Exactly as written, retype the listing below, omitting the pictures.
____ Exercise inputs
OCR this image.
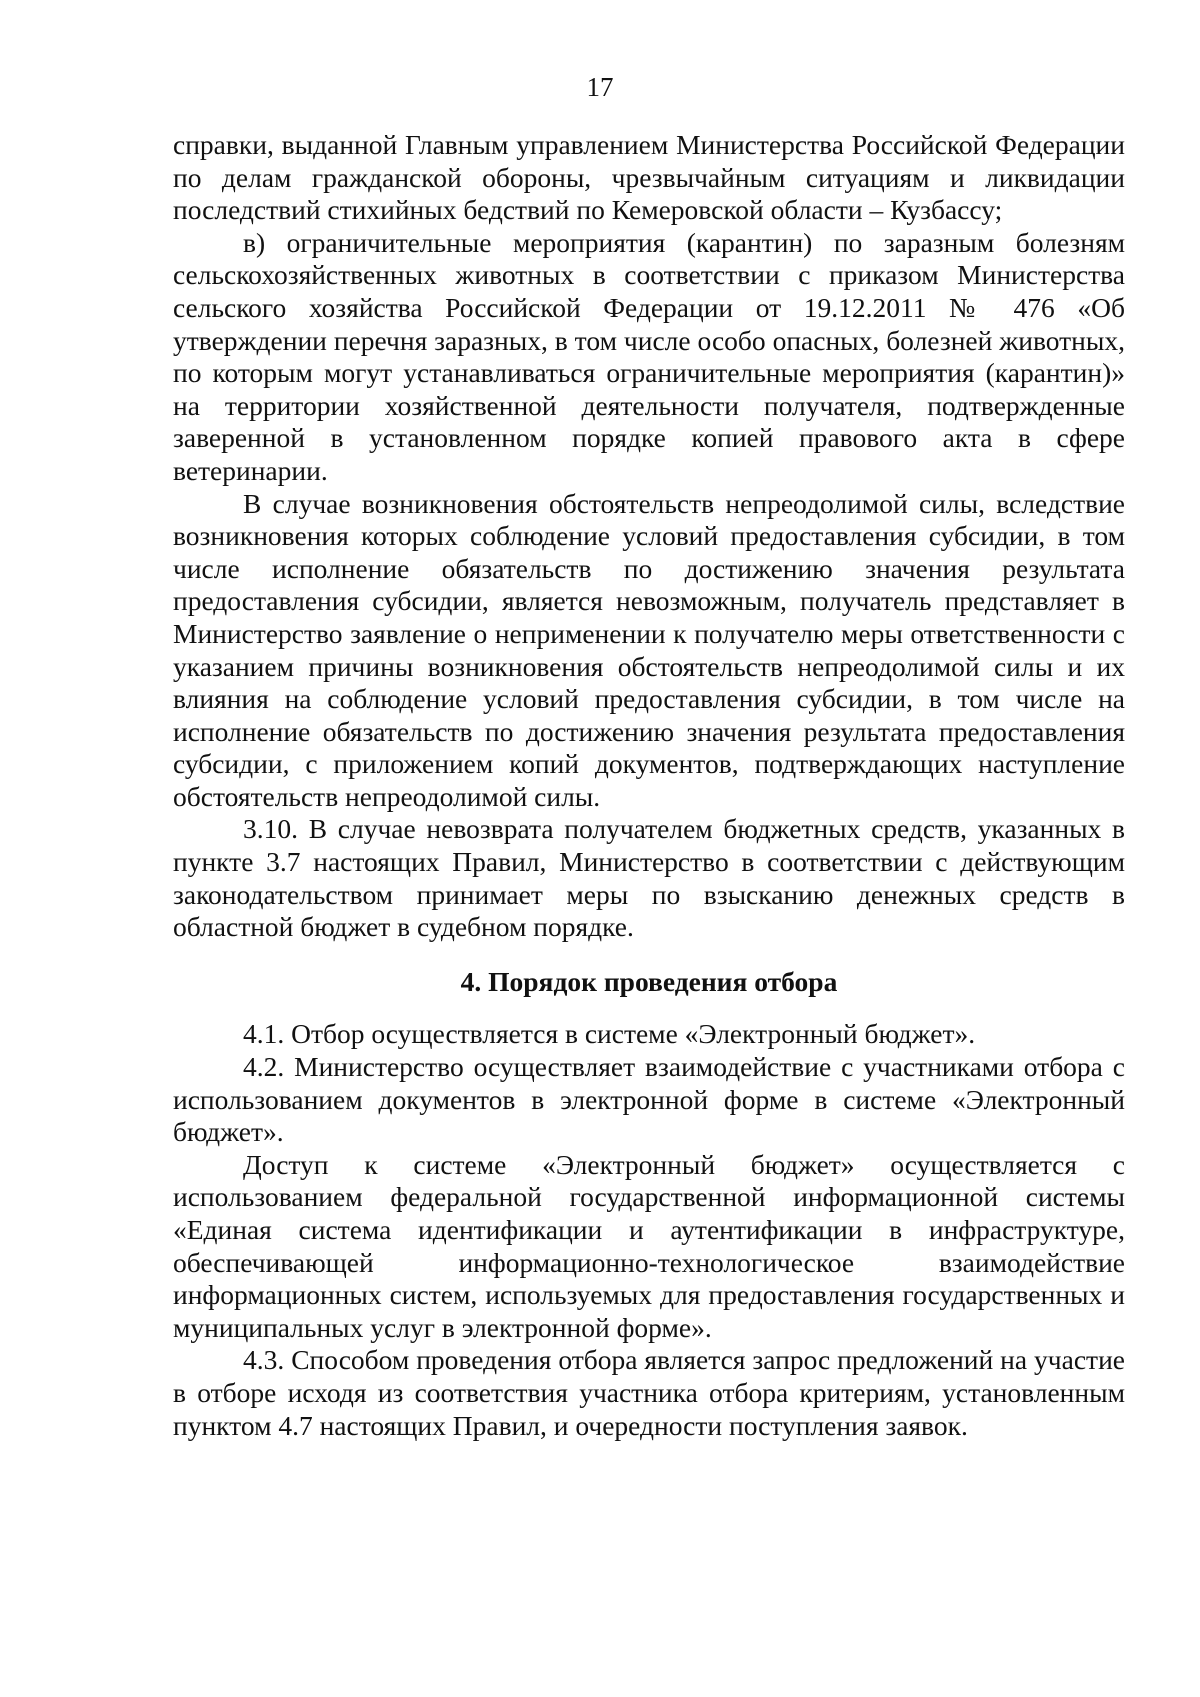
17

справки, выданной Главным управлением Министерства Российской Федерации по делам гражданской обороны, чрезвычайным ситуациям и ликвидации последствий стихийных бедствий по Кемеровской области – Кузбассу;

в) ограничительные мероприятия (карантин) по заразным болезням сельскохозяйственных животных в соответствии с приказом Министерства сельского хозяйства Российской Федерации от 19.12.2011 № 476 «Об утверждении перечня заразных, в том числе особо опасных, болезней животных, по которым могут устанавливаться ограничительные мероприятия (карантин)» на территории хозяйственной деятельности получателя, подтвержденные заверенной в установленном порядке копией правового акта в сфере ветеринарии.

В случае возникновения обстоятельств непреодолимой силы, вследствие возникновения которых соблюдение условий предоставления субсидии, в том числе исполнение обязательств по достижению значения результата предоставления субсидии, является невозможным, получатель представляет в Министерство заявление о неприменении к получателю меры ответственности с указанием причины возникновения обстоятельств непреодолимой силы и их влияния на соблюдение условий предоставления субсидии, в том числе на исполнение обязательств по достижению значения результата предоставления субсидии, с приложением копий документов, подтверждающих наступление обстоятельств непреодолимой силы.

3.10. В случае невозврата получателем бюджетных средств, указанных в пункте 3.7 настоящих Правил, Министерство в соответствии с действующим законодательством принимает меры по взысканию денежных средств в областной бюджет в судебном порядке.

4. Порядок проведения отбора

4.1. Отбор осуществляется в системе «Электронный бюджет».

4.2. Министерство осуществляет взаимодействие с участниками отбора с использованием документов в электронной форме в системе «Электронный бюджет».

Доступ к системе «Электронный бюджет» осуществляется с использованием федеральной государственной информационной системы «Единая система идентификации и аутентификации в инфраструктуре, обеспечивающей информационно-технологическое взаимодействие информационных систем, используемых для предоставления государственных и муниципальных услуг в электронной форме».

4.3. Способом проведения отбора является запрос предложений на участие в отборе исходя из соответствия участника отбора критериям, установленным пунктом 4.7 настоящих Правил, и очередности поступления заявок.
________
• Task output:
OCR this image.
17

справки, выданной Главным управлением Министерства Российской Федерации по делам гражданской обороны, чрезвычайным ситуациям и ликвидации последствий стихийных бедствий по Кемеровской области – Кузбассу;

в) ограничительные мероприятия (карантин) по заразным болезням сельскохозяйственных животных в соответствии с приказом Министерства сельского хозяйства Российской Федерации от 19.12.2011 № 476 «Об утверждении перечня заразных, в том числе особо опасных, болезней животных, по которым могут устанавливаться ограничительные мероприятия (карантин)» на территории хозяйственной деятельности получателя, подтвержденные заверенной в установленном порядке копией правового акта в сфере ветеринарии.

В случае возникновения обстоятельств непреодолимой силы, вследствие возникновения которых соблюдение условий предоставления субсидии, в том числе исполнение обязательств по достижению значения результата предоставления субсидии, является невозможным, получатель представляет в Министерство заявление о неприменении к получателю меры ответственности с указанием причины возникновения обстоятельств непреодолимой силы и их влияния на соблюдение условий предоставления субсидии, в том числе на исполнение обязательств по достижению значения результата предоставления субсидии, с приложением копий документов, подтверждающих наступление обстоятельств непреодолимой силы.

3.10. В случае невозврата получателем бюджетных средств, указанных в пункте 3.7 настоящих Правил, Министерство в соответствии с действующим законодательством принимает меры по взысканию денежных средств в областной бюджет в судебном порядке.

4. Порядок проведения отбора

4.1. Отбор осуществляется в системе «Электронный бюджет».

4.2. Министерство осуществляет взаимодействие с участниками отбора с использованием документов в электронной форме в системе «Электронный бюджет».

Доступ к системе «Электронный бюджет» осуществляется с использованием федеральной государственной информационной системы «Единая система идентификации и аутентификации в инфраструктуре, обеспечивающей информационно-технологическое взаимодействие информационных систем, используемых для предоставления государственных и муниципальных услуг в электронной форме».

4.3. Способом проведения отбора является запрос предложений на участие в отборе исходя из соответствия участника отбора критериям, установленным пунктом 4.7 настоящих Правил, и очередности поступления заявок.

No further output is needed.